◆ **WRITTEN EXERCISE**
Set down each entry from the block beneath, exactly as written.
[Start of ENTRIES PROVIDED]
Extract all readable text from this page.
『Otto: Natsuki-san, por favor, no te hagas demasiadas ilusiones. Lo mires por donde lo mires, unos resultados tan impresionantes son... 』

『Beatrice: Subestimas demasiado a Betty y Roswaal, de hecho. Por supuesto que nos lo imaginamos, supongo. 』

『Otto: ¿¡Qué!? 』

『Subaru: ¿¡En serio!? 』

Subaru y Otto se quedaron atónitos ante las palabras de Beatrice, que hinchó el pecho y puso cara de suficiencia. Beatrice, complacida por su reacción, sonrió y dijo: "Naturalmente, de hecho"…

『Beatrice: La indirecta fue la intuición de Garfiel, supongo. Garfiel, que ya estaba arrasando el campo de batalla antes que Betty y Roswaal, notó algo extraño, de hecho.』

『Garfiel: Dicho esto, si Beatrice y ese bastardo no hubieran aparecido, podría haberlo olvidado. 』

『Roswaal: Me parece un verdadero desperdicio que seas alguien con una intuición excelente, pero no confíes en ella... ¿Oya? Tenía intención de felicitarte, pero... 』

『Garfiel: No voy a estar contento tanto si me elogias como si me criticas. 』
[End of ENTRIES PROVIDED]
◆ **SOLVED EXERCISE**
Extract all readable text from this page.
『Otto: Natsuki-san, por favor, no te hagas demasiadas ilusiones. Lo mires por donde lo mires, unos resultados tan impresionantes son... 』

『Beatrice: Subestimas demasiado a Betty y Roswaal, de hecho. Por supuesto que nos lo imaginamos, supongo. 』

『Otto: ¿¡Qué!? 』

『Subaru: ¿¡En serio!? 』

Subaru y Otto se quedaron atónitos ante las palabras de Beatrice, que hinchó el pecho y puso cara de suficiencia. Beatrice, complacida por su reacción, sonrió y dijo: "Naturalmente, de hecho"…

『Beatrice: La indirecta fue la intuición de Garfiel, supongo. Garfiel, que ya estaba arrasando el campo de batalla antes que Betty y Roswaal, notó algo extraño, de hecho.』

『Garfiel: Dicho esto, si Beatrice y ese bastardo no hubieran aparecido, podría haberlo olvidado. 』

『Roswaal: Me parece un verdadero desperdicio que seas alguien con una intuición excelente, pero no confíes en ella... ¿Oya? Tenía intención de felicitarte, pero... 』

『Garfiel: No voy a estar contento tanto si me elogias como si me criticas. 』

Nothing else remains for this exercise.